Saved data entries:
------

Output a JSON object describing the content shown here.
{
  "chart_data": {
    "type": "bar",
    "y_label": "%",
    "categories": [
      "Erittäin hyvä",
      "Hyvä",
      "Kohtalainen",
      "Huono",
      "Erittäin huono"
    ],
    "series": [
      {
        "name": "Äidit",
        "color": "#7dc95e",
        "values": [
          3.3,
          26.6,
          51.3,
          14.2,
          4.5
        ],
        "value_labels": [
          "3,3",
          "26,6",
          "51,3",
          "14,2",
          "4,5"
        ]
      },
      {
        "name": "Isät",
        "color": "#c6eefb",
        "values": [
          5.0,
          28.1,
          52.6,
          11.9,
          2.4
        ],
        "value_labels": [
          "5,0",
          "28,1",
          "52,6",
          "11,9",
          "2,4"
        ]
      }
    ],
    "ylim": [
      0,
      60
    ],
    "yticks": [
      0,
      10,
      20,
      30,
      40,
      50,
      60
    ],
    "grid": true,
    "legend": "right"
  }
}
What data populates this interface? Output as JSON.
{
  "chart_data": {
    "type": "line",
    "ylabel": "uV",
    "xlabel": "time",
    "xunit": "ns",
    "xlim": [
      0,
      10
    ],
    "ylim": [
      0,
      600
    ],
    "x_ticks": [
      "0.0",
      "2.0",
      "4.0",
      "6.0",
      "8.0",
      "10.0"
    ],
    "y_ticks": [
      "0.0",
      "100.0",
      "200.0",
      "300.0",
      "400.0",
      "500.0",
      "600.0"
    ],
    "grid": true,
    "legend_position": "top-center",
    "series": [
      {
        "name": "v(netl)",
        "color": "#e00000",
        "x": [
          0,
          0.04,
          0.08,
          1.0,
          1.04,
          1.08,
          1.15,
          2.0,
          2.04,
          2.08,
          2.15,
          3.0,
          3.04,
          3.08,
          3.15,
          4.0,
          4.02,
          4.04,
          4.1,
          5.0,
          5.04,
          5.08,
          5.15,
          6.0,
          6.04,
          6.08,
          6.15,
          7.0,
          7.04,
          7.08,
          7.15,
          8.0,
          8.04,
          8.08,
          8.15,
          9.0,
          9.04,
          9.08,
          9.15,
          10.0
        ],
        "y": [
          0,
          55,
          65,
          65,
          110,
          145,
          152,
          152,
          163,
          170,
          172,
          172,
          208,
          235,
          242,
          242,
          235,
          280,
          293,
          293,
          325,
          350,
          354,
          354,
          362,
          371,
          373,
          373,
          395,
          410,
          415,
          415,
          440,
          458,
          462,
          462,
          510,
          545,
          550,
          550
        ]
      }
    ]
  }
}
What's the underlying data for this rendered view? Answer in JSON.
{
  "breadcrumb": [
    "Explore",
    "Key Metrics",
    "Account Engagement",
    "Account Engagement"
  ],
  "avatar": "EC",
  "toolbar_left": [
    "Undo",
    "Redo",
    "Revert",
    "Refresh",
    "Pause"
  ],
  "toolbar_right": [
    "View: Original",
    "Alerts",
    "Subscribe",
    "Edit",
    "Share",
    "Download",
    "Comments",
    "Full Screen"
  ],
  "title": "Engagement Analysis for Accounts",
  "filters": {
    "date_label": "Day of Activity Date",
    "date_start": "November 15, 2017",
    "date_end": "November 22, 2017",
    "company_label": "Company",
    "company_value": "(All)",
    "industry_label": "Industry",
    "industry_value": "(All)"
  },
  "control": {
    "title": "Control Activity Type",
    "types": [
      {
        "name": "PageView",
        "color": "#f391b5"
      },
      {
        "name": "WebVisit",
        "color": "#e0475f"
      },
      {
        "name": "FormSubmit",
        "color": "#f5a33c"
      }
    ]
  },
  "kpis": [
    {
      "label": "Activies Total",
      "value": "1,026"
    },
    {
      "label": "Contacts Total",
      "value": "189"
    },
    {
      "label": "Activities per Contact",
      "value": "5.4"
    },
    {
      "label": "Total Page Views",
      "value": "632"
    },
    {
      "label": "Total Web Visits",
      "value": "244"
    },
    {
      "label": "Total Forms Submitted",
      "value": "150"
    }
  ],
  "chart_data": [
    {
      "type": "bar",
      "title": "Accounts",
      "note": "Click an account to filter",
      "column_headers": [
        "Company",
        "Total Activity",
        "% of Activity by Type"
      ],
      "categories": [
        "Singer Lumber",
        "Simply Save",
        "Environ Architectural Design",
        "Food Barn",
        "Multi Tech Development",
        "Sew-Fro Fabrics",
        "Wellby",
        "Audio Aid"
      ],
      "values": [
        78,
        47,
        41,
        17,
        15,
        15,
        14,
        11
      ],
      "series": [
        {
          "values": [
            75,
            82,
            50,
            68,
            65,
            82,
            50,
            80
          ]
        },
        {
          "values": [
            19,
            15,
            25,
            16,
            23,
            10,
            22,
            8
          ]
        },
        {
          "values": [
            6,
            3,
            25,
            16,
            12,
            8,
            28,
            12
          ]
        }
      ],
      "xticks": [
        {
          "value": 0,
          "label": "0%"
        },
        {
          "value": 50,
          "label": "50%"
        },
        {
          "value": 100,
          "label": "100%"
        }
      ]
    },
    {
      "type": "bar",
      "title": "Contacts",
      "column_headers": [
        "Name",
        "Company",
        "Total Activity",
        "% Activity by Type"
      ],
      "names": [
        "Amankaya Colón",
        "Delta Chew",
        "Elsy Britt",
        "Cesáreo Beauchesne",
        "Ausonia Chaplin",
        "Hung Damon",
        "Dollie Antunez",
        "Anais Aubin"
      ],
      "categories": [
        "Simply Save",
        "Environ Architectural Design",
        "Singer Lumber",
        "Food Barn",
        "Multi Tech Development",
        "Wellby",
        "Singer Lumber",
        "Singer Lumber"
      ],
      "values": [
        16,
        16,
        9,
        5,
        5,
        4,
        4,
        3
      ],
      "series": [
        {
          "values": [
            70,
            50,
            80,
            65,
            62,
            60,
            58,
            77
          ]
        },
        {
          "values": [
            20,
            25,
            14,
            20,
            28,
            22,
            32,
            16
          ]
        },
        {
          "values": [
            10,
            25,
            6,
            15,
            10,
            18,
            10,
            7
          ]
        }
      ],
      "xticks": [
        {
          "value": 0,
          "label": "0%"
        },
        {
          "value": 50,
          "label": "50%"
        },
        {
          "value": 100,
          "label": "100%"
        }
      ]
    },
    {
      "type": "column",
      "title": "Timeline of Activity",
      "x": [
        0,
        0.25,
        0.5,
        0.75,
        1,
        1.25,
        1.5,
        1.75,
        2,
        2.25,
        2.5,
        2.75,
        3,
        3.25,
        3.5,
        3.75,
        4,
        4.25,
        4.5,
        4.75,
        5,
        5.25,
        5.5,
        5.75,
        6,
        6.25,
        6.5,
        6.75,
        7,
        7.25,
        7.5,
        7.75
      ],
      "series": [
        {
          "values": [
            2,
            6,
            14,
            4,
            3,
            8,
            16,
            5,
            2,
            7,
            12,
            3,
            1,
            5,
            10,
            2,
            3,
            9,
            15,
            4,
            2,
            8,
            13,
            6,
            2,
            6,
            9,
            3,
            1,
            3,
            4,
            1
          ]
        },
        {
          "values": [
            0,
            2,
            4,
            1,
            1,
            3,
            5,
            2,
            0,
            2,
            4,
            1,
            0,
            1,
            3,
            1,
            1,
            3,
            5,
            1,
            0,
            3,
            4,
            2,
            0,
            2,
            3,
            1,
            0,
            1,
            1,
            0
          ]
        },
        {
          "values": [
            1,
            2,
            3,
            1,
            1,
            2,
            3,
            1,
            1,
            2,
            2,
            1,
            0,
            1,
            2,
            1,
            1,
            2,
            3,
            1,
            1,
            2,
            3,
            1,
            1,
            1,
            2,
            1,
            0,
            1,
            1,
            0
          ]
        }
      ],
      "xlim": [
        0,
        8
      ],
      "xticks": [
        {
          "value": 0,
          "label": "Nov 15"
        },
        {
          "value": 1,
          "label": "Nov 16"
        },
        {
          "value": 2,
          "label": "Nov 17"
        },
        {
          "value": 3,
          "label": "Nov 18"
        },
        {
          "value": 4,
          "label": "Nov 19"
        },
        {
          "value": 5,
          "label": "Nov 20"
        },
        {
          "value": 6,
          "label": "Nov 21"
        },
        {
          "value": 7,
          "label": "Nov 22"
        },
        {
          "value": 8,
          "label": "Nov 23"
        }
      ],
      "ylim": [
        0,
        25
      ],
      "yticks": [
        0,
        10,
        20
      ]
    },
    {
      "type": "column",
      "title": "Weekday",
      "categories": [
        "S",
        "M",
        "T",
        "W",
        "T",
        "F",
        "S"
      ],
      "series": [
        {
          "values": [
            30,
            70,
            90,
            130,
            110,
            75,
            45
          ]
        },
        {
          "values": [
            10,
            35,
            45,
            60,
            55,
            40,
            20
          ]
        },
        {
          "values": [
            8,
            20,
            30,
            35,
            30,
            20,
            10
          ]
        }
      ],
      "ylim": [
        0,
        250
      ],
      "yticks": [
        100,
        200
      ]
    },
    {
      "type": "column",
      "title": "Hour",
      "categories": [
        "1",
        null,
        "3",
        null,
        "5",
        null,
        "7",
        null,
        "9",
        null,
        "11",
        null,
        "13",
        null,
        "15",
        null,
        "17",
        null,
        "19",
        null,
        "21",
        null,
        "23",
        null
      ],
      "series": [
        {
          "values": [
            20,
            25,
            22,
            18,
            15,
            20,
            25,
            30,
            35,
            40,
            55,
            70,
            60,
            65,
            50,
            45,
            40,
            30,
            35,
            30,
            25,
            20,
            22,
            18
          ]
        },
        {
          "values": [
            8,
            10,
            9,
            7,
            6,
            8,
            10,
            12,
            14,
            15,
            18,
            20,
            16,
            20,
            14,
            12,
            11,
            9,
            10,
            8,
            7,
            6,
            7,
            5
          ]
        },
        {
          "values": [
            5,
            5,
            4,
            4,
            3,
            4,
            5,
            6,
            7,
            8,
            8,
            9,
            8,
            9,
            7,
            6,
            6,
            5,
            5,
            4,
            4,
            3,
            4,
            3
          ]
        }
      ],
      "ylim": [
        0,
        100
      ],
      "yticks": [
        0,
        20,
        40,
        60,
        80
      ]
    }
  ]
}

------

Stated task: Extract all lines from the data in which "November" is found.

Output for this exercise:
    "date_start": "November 15, 2017",
    "date_end": "November 22, 2017",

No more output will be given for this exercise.